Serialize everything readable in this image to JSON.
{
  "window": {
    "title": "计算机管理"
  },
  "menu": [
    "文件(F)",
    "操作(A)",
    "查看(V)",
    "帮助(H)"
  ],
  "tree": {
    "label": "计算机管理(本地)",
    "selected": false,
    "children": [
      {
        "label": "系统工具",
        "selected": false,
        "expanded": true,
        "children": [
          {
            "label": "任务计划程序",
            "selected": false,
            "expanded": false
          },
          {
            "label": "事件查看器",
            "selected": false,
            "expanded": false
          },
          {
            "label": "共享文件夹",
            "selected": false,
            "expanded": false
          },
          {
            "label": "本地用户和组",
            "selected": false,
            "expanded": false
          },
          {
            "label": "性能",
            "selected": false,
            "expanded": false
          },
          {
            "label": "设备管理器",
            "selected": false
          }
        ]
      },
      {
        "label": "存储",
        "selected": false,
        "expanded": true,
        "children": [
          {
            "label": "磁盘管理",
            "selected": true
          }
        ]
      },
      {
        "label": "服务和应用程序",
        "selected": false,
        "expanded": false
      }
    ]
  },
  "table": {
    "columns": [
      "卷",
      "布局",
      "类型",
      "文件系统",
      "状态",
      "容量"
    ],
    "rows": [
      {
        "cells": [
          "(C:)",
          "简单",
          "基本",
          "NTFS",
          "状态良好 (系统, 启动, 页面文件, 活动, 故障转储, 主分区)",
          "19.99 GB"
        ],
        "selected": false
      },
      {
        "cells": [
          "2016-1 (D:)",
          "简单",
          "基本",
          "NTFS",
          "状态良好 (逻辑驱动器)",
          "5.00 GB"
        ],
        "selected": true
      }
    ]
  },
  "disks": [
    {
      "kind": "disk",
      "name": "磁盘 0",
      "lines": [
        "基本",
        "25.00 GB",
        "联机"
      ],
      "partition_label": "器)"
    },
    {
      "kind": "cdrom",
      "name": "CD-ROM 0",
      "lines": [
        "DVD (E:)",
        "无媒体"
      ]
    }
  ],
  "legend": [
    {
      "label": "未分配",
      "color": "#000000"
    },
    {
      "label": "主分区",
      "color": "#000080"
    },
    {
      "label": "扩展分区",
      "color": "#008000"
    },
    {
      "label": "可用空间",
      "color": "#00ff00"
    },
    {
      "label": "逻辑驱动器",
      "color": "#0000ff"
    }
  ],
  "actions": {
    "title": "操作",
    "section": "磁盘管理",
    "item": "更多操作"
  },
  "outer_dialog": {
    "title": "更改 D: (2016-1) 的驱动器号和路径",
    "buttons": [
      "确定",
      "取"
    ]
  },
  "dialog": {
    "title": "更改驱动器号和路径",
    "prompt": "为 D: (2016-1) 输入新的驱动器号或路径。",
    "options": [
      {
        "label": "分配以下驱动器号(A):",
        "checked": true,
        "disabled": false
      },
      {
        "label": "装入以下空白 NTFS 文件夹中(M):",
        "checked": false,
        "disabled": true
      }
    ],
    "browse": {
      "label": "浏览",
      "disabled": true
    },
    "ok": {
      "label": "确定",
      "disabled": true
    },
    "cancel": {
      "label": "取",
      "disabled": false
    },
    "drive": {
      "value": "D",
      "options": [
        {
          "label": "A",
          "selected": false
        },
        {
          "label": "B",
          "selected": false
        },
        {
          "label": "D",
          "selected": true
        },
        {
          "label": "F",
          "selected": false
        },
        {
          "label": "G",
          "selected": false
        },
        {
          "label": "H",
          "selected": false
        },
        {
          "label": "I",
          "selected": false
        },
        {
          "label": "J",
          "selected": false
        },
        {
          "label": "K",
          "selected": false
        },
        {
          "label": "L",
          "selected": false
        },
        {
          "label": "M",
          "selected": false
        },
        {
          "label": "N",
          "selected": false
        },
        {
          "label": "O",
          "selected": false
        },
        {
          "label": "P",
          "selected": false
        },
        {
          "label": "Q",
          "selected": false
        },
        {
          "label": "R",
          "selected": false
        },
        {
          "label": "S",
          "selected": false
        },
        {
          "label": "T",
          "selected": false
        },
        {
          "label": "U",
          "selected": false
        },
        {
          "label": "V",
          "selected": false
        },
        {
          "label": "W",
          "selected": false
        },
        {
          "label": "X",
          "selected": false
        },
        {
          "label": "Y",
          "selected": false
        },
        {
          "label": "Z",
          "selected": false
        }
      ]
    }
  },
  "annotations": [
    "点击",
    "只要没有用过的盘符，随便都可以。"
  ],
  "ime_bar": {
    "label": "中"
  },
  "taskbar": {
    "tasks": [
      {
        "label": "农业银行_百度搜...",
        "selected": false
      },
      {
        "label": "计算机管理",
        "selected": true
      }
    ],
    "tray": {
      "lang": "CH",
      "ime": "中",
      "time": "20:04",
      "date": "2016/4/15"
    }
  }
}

GIVEN REQUEST: Copy every line of the listing where the word "title" appears.

SOLUTION:
    "title": "计算机管理"
    "title": "操作",
    "title": "更改 D: (2016-1) 的驱动器号和路径",
    "title": "更改驱动器号和路径",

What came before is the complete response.